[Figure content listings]

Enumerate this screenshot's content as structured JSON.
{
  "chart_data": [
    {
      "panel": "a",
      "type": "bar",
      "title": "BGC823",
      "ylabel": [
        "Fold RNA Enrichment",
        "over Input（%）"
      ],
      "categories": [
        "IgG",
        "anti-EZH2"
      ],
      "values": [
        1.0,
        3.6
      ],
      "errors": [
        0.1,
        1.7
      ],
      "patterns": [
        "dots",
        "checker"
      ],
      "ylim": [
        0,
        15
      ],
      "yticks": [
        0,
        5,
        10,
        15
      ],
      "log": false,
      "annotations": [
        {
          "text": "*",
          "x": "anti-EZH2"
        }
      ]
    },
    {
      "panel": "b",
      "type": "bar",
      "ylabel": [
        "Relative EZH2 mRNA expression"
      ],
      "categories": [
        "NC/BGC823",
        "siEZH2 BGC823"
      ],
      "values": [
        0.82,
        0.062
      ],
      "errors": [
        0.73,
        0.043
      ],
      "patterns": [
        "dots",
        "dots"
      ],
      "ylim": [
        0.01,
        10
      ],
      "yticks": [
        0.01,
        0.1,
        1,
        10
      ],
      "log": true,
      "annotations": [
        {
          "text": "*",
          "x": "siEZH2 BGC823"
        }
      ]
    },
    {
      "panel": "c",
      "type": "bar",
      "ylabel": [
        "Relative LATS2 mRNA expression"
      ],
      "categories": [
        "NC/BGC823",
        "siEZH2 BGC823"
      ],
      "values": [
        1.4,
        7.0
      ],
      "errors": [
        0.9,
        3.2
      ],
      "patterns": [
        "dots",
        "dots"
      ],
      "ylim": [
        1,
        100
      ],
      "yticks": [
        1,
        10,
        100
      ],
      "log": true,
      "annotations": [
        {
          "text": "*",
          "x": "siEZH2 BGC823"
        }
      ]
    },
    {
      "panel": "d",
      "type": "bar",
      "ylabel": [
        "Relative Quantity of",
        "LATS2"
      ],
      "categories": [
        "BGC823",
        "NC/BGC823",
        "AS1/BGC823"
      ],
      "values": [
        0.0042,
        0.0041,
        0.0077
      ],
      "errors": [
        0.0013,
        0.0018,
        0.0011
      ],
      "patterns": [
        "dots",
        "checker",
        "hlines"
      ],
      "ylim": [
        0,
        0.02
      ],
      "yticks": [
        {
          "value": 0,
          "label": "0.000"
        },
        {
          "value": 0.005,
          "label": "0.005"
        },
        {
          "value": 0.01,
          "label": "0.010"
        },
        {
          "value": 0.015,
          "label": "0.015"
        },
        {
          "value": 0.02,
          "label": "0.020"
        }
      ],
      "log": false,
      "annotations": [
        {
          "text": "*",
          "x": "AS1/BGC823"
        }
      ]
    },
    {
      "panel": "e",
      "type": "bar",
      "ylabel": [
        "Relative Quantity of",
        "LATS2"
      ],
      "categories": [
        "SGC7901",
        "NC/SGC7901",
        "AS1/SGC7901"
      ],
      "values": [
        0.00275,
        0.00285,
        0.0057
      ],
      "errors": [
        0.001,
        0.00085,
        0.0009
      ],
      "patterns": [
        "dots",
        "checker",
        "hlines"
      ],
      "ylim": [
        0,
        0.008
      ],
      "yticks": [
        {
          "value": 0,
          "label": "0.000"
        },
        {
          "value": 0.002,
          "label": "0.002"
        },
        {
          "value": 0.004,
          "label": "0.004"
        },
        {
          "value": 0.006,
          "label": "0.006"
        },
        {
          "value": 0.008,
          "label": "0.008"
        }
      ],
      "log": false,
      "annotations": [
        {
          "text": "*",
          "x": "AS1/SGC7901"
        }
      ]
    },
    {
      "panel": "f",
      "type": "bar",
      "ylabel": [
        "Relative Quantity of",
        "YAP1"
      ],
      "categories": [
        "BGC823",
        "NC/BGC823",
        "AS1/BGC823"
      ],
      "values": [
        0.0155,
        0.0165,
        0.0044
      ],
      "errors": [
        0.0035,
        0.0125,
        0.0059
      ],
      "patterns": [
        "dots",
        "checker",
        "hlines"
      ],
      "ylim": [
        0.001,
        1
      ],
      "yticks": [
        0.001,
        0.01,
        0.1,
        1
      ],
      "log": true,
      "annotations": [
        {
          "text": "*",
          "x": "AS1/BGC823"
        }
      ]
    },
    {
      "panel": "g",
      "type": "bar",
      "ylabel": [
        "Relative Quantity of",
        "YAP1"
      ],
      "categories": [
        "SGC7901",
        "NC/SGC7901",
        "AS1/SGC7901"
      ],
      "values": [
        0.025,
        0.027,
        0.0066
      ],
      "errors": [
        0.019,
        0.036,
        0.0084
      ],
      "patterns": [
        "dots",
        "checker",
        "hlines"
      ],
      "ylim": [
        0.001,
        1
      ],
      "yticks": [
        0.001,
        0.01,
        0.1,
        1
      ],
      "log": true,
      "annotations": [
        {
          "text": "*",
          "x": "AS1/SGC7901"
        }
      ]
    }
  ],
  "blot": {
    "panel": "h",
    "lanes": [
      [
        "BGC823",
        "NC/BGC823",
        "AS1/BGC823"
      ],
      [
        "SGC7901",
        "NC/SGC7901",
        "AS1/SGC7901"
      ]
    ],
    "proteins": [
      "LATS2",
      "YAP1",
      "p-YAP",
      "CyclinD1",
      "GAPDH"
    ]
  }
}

▶ [What to work on]
Since only a number is wanted, please say how many lines in the data include the word "mRNA".

▶ [Result of this exercise]
2